### SOURCE MATERIAL
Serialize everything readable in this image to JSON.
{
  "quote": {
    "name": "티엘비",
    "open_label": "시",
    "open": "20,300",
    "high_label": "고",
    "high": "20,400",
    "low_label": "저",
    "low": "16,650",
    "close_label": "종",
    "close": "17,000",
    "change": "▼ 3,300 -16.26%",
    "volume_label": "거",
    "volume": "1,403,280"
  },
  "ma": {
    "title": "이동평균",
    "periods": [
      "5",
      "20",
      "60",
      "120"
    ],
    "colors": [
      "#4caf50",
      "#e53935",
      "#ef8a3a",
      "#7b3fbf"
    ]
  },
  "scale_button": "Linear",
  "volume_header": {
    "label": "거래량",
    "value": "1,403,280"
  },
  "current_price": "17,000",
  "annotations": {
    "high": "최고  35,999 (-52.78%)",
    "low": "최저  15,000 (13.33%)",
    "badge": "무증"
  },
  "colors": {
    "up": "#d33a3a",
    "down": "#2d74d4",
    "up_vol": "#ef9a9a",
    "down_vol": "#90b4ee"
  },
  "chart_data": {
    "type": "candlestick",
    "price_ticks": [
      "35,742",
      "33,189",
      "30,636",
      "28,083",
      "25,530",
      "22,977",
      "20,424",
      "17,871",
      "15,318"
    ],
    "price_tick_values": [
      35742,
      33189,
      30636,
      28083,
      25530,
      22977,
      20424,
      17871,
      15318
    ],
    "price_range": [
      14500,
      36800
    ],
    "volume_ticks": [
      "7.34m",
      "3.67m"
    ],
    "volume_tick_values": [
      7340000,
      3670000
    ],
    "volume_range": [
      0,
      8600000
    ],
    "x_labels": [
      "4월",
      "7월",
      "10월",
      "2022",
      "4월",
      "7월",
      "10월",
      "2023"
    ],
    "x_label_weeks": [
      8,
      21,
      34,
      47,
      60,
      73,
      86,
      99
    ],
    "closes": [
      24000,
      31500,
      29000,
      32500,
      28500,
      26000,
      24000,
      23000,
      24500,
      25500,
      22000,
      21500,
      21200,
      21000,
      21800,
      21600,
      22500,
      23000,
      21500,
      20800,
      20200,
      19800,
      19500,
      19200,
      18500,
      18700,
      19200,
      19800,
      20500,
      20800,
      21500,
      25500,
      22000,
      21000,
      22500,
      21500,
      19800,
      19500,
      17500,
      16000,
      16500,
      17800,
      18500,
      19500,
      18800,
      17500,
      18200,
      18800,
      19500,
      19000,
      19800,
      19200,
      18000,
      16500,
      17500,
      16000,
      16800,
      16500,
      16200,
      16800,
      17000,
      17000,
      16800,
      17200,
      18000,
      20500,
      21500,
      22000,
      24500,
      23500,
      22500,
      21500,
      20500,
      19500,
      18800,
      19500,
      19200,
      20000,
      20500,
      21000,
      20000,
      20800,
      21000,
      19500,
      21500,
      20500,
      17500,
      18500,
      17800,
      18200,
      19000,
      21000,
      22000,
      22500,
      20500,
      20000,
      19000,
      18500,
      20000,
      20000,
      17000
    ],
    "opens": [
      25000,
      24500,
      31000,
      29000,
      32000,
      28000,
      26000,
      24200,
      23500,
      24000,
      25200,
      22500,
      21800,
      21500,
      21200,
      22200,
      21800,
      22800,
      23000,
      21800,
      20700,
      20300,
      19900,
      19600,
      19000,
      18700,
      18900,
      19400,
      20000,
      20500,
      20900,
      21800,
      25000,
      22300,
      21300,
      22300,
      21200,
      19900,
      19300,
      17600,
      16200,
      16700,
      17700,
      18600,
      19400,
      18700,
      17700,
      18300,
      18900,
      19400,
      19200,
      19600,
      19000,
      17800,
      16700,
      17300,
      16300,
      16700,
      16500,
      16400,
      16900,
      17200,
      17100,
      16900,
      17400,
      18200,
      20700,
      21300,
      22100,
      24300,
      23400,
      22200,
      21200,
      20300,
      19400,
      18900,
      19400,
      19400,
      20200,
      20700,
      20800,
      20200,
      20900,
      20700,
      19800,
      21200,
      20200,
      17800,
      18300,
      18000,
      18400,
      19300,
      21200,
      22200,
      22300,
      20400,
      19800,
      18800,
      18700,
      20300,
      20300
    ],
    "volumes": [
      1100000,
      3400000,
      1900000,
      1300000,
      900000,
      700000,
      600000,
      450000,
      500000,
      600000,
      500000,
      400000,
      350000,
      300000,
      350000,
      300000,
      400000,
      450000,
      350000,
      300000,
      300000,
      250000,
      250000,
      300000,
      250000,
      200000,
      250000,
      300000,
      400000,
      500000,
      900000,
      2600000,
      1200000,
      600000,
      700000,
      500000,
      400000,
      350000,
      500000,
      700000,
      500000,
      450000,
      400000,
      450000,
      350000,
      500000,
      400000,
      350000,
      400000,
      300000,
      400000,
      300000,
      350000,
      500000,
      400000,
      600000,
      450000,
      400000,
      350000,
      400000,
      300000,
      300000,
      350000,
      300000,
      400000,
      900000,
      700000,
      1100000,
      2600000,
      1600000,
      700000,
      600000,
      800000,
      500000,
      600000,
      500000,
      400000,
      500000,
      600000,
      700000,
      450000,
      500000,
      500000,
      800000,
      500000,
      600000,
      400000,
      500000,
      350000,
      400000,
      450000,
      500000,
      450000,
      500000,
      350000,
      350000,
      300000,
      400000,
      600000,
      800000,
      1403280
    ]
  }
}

### WRITTEN TASK
All of the entries must be quoted exactly; please include each one.

### RESULT
Serialize everything readable in this image to JSON.
{
  "quote": {
    "name": "티엘비",
    "open_label": "시",
    "open": "20,300",
    "high_label": "고",
    "high": "20,400",
    "low_label": "저",
    "low": "16,650",
    "close_label": "종",
    "close": "17,000",
    "change": "▼ 3,300 -16.26%",
    "volume_label": "거",
    "volume": "1,403,280"
  },
  "ma": {
    "title": "이동평균",
    "periods": [
      "5",
      "20",
      "60",
      "120"
    ],
    "colors": [
      "#4caf50",
      "#e53935",
      "#ef8a3a",
      "#7b3fbf"
    ]
  },
  "scale_button": "Linear",
  "volume_header": {
    "label": "거래량",
    "value": "1,403,280"
  },
  "current_price": "17,000",
  "annotations": {
    "high": "최고  35,999 (-52.78%)",
    "low": "최저  15,000 (13.33%)",
    "badge": "무증"
  },
  "colors": {
    "up": "#d33a3a",
    "down": "#2d74d4",
    "up_vol": "#ef9a9a",
    "down_vol": "#90b4ee"
  },
  "chart_data": {
    "type": "candlestick",
    "price_ticks": [
      "35,742",
      "33,189",
      "30,636",
      "28,083",
      "25,530",
      "22,977",
      "20,424",
      "17,871",
      "15,318"
    ],
    "price_tick_values": [
      35742,
      33189,
      30636,
      28083,
      25530,
      22977,
      20424,
      17871,
      15318
    ],
    "price_range": [
      14500,
      36800
    ],
    "volume_ticks": [
      "7.34m",
      "3.67m"
    ],
    "volume_tick_values": [
      7340000,
      3670000
    ],
    "volume_range": [
      0,
      8600000
    ],
    "x_labels": [
      "4월",
      "7월",
      "10월",
      "2022",
      "4월",
      "7월",
      "10월",
      "2023"
    ],
    "x_label_weeks": [
      8,
      21,
      34,
      47,
      60,
      73,
      86,
      99
    ],
    "closes": [
      24000,
      31500,
      29000,
      32500,
      28500,
      26000,
      24000,
      23000,
      24500,
      25500,
      22000,
      21500,
      21200,
      21000,
      21800,
      21600,
      22500,
      23000,
      21500,
      20800,
      20200,
      19800,
      19500,
      19200,
      18500,
      18700,
      19200,
      19800,
      20500,
      20800,
      21500,
      25500,
      22000,
      21000,
      22500,
      21500,
      19800,
      19500,
      17500,
      16000,
      16500,
      17800,
      18500,
      19500,
      18800,
      17500,
      18200,
      18800,
      19500,
      19000,
      19800,
      19200,
      18000,
      16500,
      17500,
      16000,
      16800,
      16500,
      16200,
      16800,
      17000,
      17000,
      16800,
      17200,
      18000,
      20500,
      21500,
      22000,
      24500,
      23500,
      22500,
      21500,
      20500,
      19500,
      18800,
      19500,
      19200,
      20000,
      20500,
      21000,
      20000,
      20800,
      21000,
      19500,
      21500,
      20500,
      17500,
      18500,
      17800,
      18200,
      19000,
      21000,
      22000,
      22500,
      20500,
      20000,
      19000,
      18500,
      20000,
      20000,
      17000
    ],
    "opens": [
      25000,
      24500,
      31000,
      29000,
      32000,
      28000,
      26000,
      24200,
      23500,
      24000,
      25200,
      22500,
      21800,
      21500,
      21200,
      22200,
      21800,
      22800,
      23000,
      21800,
      20700,
      20300,
      19900,
      19600,
      19000,
      18700,
      18900,
      19400,
      20000,
      20500,
      20900,
      21800,
      25000,
      22300,
      21300,
      22300,
      21200,
      19900,
      19300,
      17600,
      16200,
      16700,
      17700,
      18600,
      19400,
      18700,
      17700,
      18300,
      18900,
      19400,
      19200,
      19600,
      19000,
      17800,
      16700,
      17300,
      16300,
      16700,
      16500,
      16400,
      16900,
      17200,
      17100,
      16900,
      17400,
      18200,
      20700,
      21300,
      22100,
      24300,
      23400,
      22200,
      21200,
      20300,
      19400,
      18900,
      19400,
      19400,
      20200,
      20700,
      20800,
      20200,
      20900,
      20700,
      19800,
      21200,
      20200,
      17800,
      18300,
      18000,
      18400,
      19300,
      21200,
      22200,
      22300,
      20400,
      19800,
      18800,
      18700,
      20300,
      20300
    ],
    "volumes": [
      1100000,
      3400000,
      1900000,
      1300000,
      900000,
      700000,
      600000,
      450000,
      500000,
      600000,
      500000,
      400000,
      350000,
      300000,
      350000,
      300000,
      400000,
      450000,
      350000,
      300000,
      300000,
      250000,
      250000,
      300000,
      250000,
      200000,
      250000,
      300000,
      400000,
      500000,
      900000,
      2600000,
      1200000,
      600000,
      700000,
      500000,
      400000,
      350000,
      500000,
      700000,
      500000,
      450000,
      400000,
      450000,
      350000,
      500000,
      400000,
      350000,
      400000,
      300000,
      400000,
      300000,
      350000,
      500000,
      400000,
      600000,
      450000,
      400000,
      350000,
      400000,
      300000,
      300000,
      350000,
      300000,
      400000,
      900000,
      700000,
      1100000,
      2600000,
      1600000,
      700000,
      600000,
      800000,
      500000,
      600000,
      500000,
      400000,
      500000,
      600000,
      700000,
      450000,
      500000,
      500000,
      800000,
      500000,
      600000,
      400000,
      500000,
      350000,
      400000,
      450000,
      500000,
      450000,
      500000,
      350000,
      350000,
      300000,
      400000,
      600000,
      800000,
      1403280
    ]
  }
}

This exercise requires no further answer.